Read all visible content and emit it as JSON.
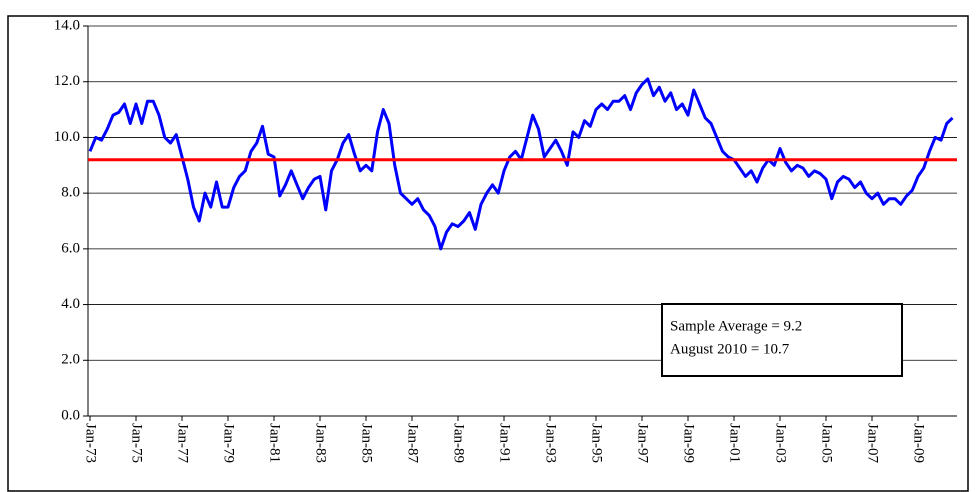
{
  "chart_data": {
    "type": "line",
    "categories": [
      "Jan-73",
      null,
      null,
      null,
      null,
      null,
      null,
      null,
      "Jan-75",
      null,
      null,
      null,
      null,
      null,
      null,
      null,
      "Jan-77",
      null,
      null,
      null,
      null,
      null,
      null,
      null,
      "Jan-79",
      null,
      null,
      null,
      null,
      null,
      null,
      null,
      "Jan-81",
      null,
      null,
      null,
      null,
      null,
      null,
      null,
      "Jan-83",
      null,
      null,
      null,
      null,
      null,
      null,
      null,
      "Jan-85",
      null,
      null,
      null,
      null,
      null,
      null,
      null,
      "Jan-87",
      null,
      null,
      null,
      null,
      null,
      null,
      null,
      "Jan-89",
      null,
      null,
      null,
      null,
      null,
      null,
      null,
      "Jan-91",
      null,
      null,
      null,
      null,
      null,
      null,
      null,
      "Jan-93",
      null,
      null,
      null,
      null,
      null,
      null,
      null,
      "Jan-95",
      null,
      null,
      null,
      null,
      null,
      null,
      null,
      "Jan-97",
      null,
      null,
      null,
      null,
      null,
      null,
      null,
      "Jan-99",
      null,
      null,
      null,
      null,
      null,
      null,
      null,
      "Jan-01",
      null,
      null,
      null,
      null,
      null,
      null,
      null,
      "Jan-03",
      null,
      null,
      null,
      null,
      null,
      null,
      null,
      "Jan-05",
      null,
      null,
      null,
      null,
      null,
      null,
      null,
      "Jan-07",
      null,
      null,
      null,
      null,
      null,
      null,
      null,
      "Jan-09",
      null,
      null,
      null,
      null,
      null,
      null
    ],
    "series": [
      {
        "color": "#0000ff",
        "values": [
          9.5,
          10.0,
          9.9,
          10.3,
          10.8,
          10.9,
          11.2,
          10.5,
          11.2,
          10.5,
          11.3,
          11.3,
          10.8,
          10.0,
          9.8,
          10.1,
          9.3,
          8.5,
          7.5,
          7.0,
          8.0,
          7.5,
          8.4,
          7.5,
          7.5,
          8.2,
          8.6,
          8.8,
          9.5,
          9.8,
          10.4,
          9.4,
          9.3,
          7.9,
          8.3,
          8.8,
          8.3,
          7.8,
          8.2,
          8.5,
          8.6,
          7.4,
          8.8,
          9.2,
          9.8,
          10.1,
          9.4,
          8.8,
          9.0,
          8.8,
          10.2,
          11.0,
          10.5,
          9.0,
          8.0,
          7.8,
          7.6,
          7.8,
          7.4,
          7.2,
          6.8,
          6.0,
          6.6,
          6.9,
          6.8,
          7.0,
          7.3,
          6.7,
          7.6,
          8.0,
          8.3,
          8.0,
          8.8,
          9.3,
          9.5,
          9.2,
          10.0,
          10.8,
          10.3,
          9.3,
          9.6,
          9.9,
          9.5,
          9.0,
          10.2,
          10.0,
          10.6,
          10.4,
          11.0,
          11.2,
          11.0,
          11.3,
          11.3,
          11.5,
          11.0,
          11.6,
          11.9,
          12.1,
          11.5,
          11.8,
          11.3,
          11.6,
          11.0,
          11.2,
          10.8,
          11.7,
          11.2,
          10.7,
          10.5,
          10.0,
          9.5,
          9.3,
          9.2,
          8.9,
          8.6,
          8.8,
          8.4,
          8.9,
          9.2,
          9.0,
          9.6,
          9.1,
          8.8,
          9.0,
          8.9,
          8.6,
          8.8,
          8.7,
          8.5,
          7.8,
          8.4,
          8.6,
          8.5,
          8.2,
          8.4,
          8.0,
          7.8,
          8.0,
          7.6,
          7.8,
          7.8,
          7.6,
          7.9,
          8.1,
          8.6,
          8.9,
          9.5,
          10.0,
          9.9,
          10.5,
          10.7
        ]
      }
    ],
    "average": {
      "value": 9.2,
      "color": "#ff0000"
    },
    "annotations": [
      "Sample Average = 9.2",
      "August 2010 = 10.7"
    ],
    "ylim": [
      0,
      14
    ],
    "yticks": [
      {
        "value": 0,
        "label": "0.0"
      },
      {
        "value": 2,
        "label": "2.0"
      },
      {
        "value": 4,
        "label": "4.0"
      },
      {
        "value": 6,
        "label": "6.0"
      },
      {
        "value": 8,
        "label": "8.0"
      },
      {
        "value": 10,
        "label": "10.0"
      },
      {
        "value": 12,
        "label": "12.0"
      },
      {
        "value": 14,
        "label": "14.0"
      }
    ],
    "grid": true
  }
}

● **WHAT IS ASKED**
Copy each line exactly, and leave the pictures out of your copy.

● **TASK RESPONSE**
Read all visible content and emit it as JSON.
{
  "chart_data": {
    "type": "line",
    "categories": [
      "Jan-73",
      null,
      null,
      null,
      null,
      null,
      null,
      null,
      "Jan-75",
      null,
      null,
      null,
      null,
      null,
      null,
      null,
      "Jan-77",
      null,
      null,
      null,
      null,
      null,
      null,
      null,
      "Jan-79",
      null,
      null,
      null,
      null,
      null,
      null,
      null,
      "Jan-81",
      null,
      null,
      null,
      null,
      null,
      null,
      null,
      "Jan-83",
      null,
      null,
      null,
      null,
      null,
      null,
      null,
      "Jan-85",
      null,
      null,
      null,
      null,
      null,
      null,
      null,
      "Jan-87",
      null,
      null,
      null,
      null,
      null,
      null,
      null,
      "Jan-89",
      null,
      null,
      null,
      null,
      null,
      null,
      null,
      "Jan-91",
      null,
      null,
      null,
      null,
      null,
      null,
      null,
      "Jan-93",
      null,
      null,
      null,
      null,
      null,
      null,
      null,
      "Jan-95",
      null,
      null,
      null,
      null,
      null,
      null,
      null,
      "Jan-97",
      null,
      null,
      null,
      null,
      null,
      null,
      null,
      "Jan-99",
      null,
      null,
      null,
      null,
      null,
      null,
      null,
      "Jan-01",
      null,
      null,
      null,
      null,
      null,
      null,
      null,
      "Jan-03",
      null,
      null,
      null,
      null,
      null,
      null,
      null,
      "Jan-05",
      null,
      null,
      null,
      null,
      null,
      null,
      null,
      "Jan-07",
      null,
      null,
      null,
      null,
      null,
      null,
      null,
      "Jan-09",
      null,
      null,
      null,
      null,
      null,
      null
    ],
    "series": [
      {
        "color": "#0000ff",
        "values": [
          9.5,
          10.0,
          9.9,
          10.3,
          10.8,
          10.9,
          11.2,
          10.5,
          11.2,
          10.5,
          11.3,
          11.3,
          10.8,
          10.0,
          9.8,
          10.1,
          9.3,
          8.5,
          7.5,
          7.0,
          8.0,
          7.5,
          8.4,
          7.5,
          7.5,
          8.2,
          8.6,
          8.8,
          9.5,
          9.8,
          10.4,
          9.4,
          9.3,
          7.9,
          8.3,
          8.8,
          8.3,
          7.8,
          8.2,
          8.5,
          8.6,
          7.4,
          8.8,
          9.2,
          9.8,
          10.1,
          9.4,
          8.8,
          9.0,
          8.8,
          10.2,
          11.0,
          10.5,
          9.0,
          8.0,
          7.8,
          7.6,
          7.8,
          7.4,
          7.2,
          6.8,
          6.0,
          6.6,
          6.9,
          6.8,
          7.0,
          7.3,
          6.7,
          7.6,
          8.0,
          8.3,
          8.0,
          8.8,
          9.3,
          9.5,
          9.2,
          10.0,
          10.8,
          10.3,
          9.3,
          9.6,
          9.9,
          9.5,
          9.0,
          10.2,
          10.0,
          10.6,
          10.4,
          11.0,
          11.2,
          11.0,
          11.3,
          11.3,
          11.5,
          11.0,
          11.6,
          11.9,
          12.1,
          11.5,
          11.8,
          11.3,
          11.6,
          11.0,
          11.2,
          10.8,
          11.7,
          11.2,
          10.7,
          10.5,
          10.0,
          9.5,
          9.3,
          9.2,
          8.9,
          8.6,
          8.8,
          8.4,
          8.9,
          9.2,
          9.0,
          9.6,
          9.1,
          8.8,
          9.0,
          8.9,
          8.6,
          8.8,
          8.7,
          8.5,
          7.8,
          8.4,
          8.6,
          8.5,
          8.2,
          8.4,
          8.0,
          7.8,
          8.0,
          7.6,
          7.8,
          7.8,
          7.6,
          7.9,
          8.1,
          8.6,
          8.9,
          9.5,
          10.0,
          9.9,
          10.5,
          10.7
        ]
      }
    ],
    "average": {
      "value": 9.2,
      "color": "#ff0000"
    },
    "annotations": [
      "Sample Average = 9.2",
      "August 2010 = 10.7"
    ],
    "ylim": [
      0,
      14
    ],
    "yticks": [
      {
        "value": 0,
        "label": "0.0"
      },
      {
        "value": 2,
        "label": "2.0"
      },
      {
        "value": 4,
        "label": "4.0"
      },
      {
        "value": 6,
        "label": "6.0"
      },
      {
        "value": 8,
        "label": "8.0"
      },
      {
        "value": 10,
        "label": "10.0"
      },
      {
        "value": 12,
        "label": "12.0"
      },
      {
        "value": 14,
        "label": "14.0"
      }
    ],
    "grid": true
  }
}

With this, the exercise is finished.